-- begin MATERIAL PROVIDED --

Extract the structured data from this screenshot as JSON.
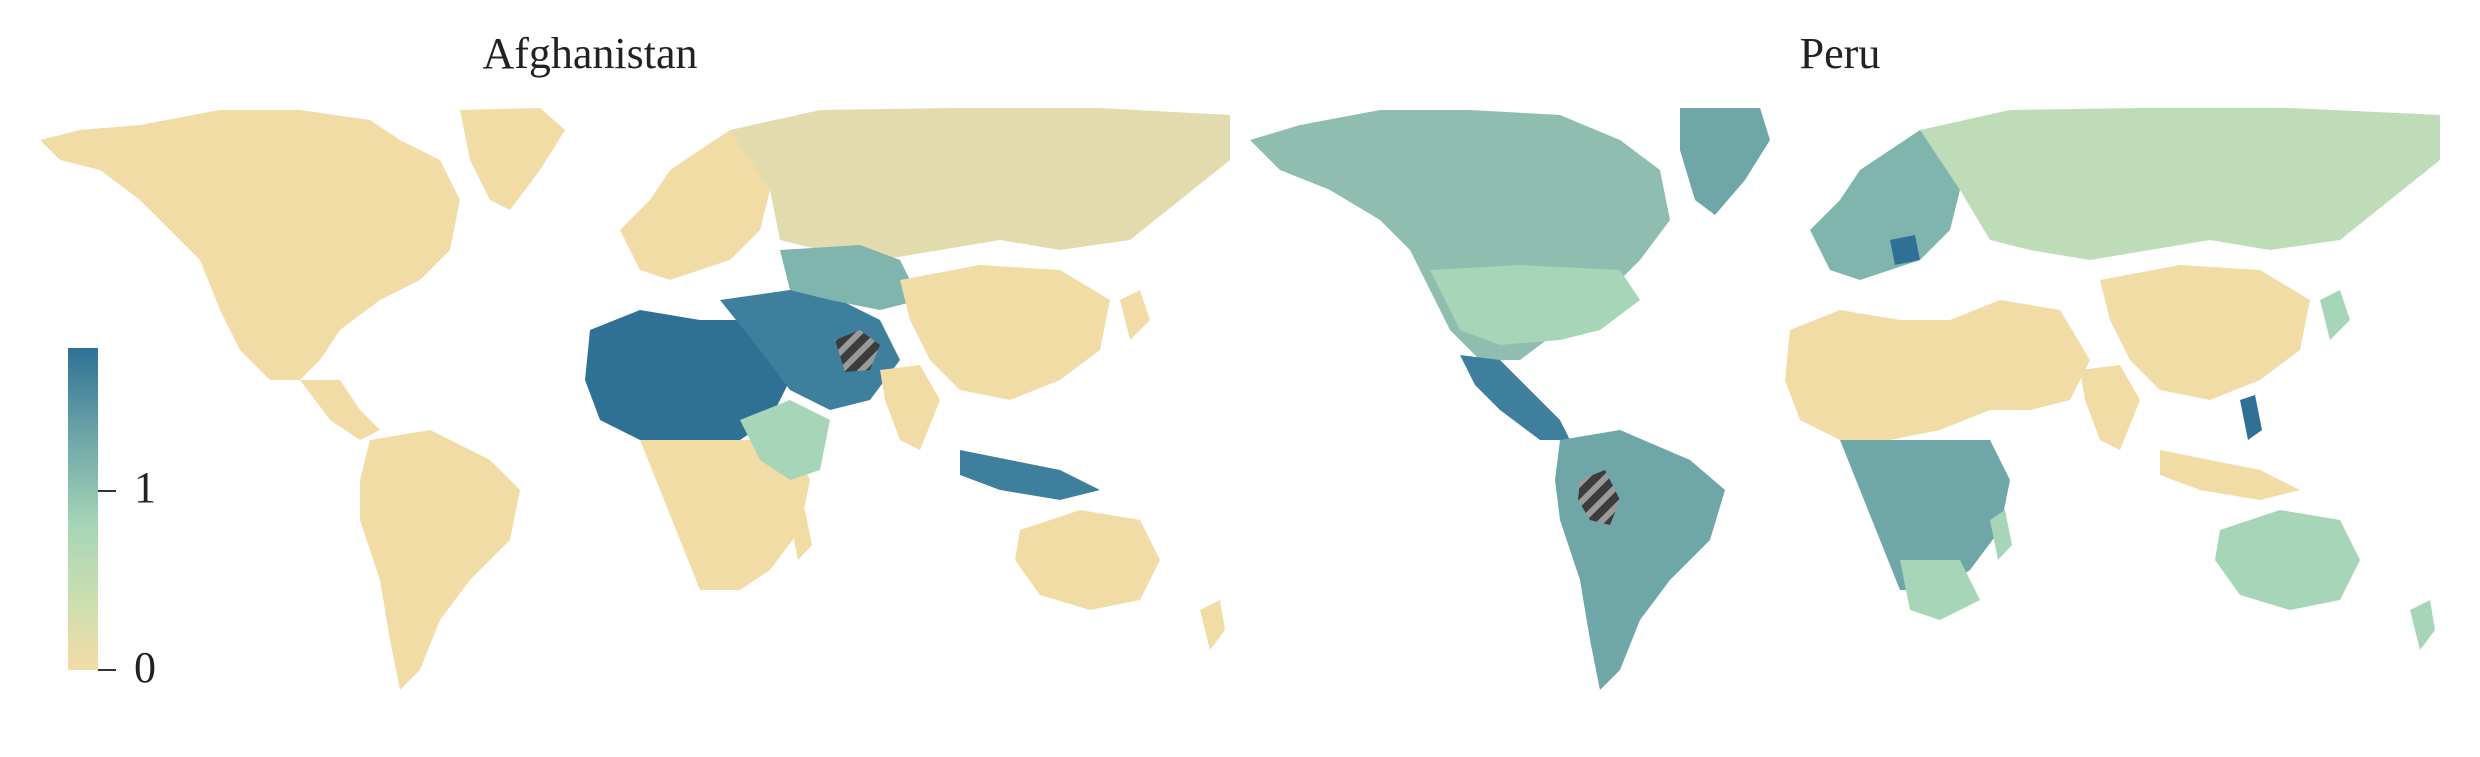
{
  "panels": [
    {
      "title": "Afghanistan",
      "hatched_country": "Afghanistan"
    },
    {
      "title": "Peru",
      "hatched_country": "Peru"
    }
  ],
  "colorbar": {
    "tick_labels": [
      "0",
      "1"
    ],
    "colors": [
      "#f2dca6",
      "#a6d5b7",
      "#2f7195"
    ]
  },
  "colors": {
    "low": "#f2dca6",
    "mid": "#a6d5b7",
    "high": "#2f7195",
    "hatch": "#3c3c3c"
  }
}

-- end MATERIAL PROVIDED --
-- begin MATERIAL PROVIDED --

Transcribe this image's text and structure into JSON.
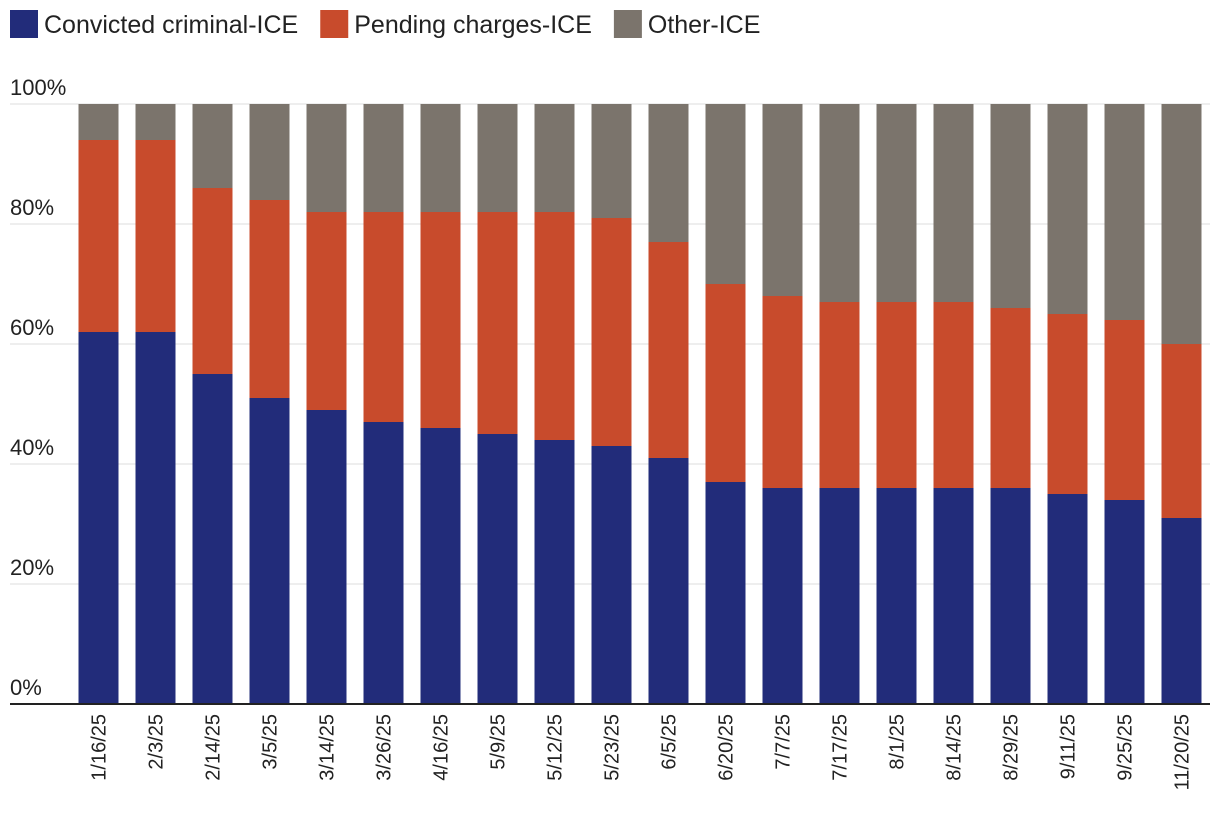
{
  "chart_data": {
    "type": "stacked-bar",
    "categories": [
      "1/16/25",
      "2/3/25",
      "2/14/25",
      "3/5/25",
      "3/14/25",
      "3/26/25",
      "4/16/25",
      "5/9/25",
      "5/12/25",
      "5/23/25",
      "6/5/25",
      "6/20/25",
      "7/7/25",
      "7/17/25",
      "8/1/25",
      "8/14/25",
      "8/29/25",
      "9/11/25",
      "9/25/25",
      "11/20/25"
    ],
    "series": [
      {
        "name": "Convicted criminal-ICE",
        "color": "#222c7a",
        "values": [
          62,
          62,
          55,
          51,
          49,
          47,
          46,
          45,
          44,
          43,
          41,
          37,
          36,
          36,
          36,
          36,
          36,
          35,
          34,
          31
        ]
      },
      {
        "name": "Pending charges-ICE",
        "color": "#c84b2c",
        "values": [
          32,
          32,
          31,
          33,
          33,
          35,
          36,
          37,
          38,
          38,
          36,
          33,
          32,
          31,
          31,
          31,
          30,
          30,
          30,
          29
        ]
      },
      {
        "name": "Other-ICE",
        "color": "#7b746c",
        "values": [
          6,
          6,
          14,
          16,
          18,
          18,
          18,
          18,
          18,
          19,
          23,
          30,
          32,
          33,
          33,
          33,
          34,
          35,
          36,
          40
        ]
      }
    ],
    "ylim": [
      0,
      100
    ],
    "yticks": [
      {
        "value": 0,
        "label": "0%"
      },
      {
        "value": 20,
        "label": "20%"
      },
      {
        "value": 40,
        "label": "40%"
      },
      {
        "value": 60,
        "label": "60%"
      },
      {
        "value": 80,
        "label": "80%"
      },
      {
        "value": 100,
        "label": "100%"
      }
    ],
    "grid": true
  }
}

-- end MATERIAL PROVIDED --

### GIVEN EXERCISE
Extract each line holding the string "name".

### RESPONSE
        "name": "Convicted criminal-ICE",
        "name": "Pending charges-ICE",
        "name": "Other-ICE",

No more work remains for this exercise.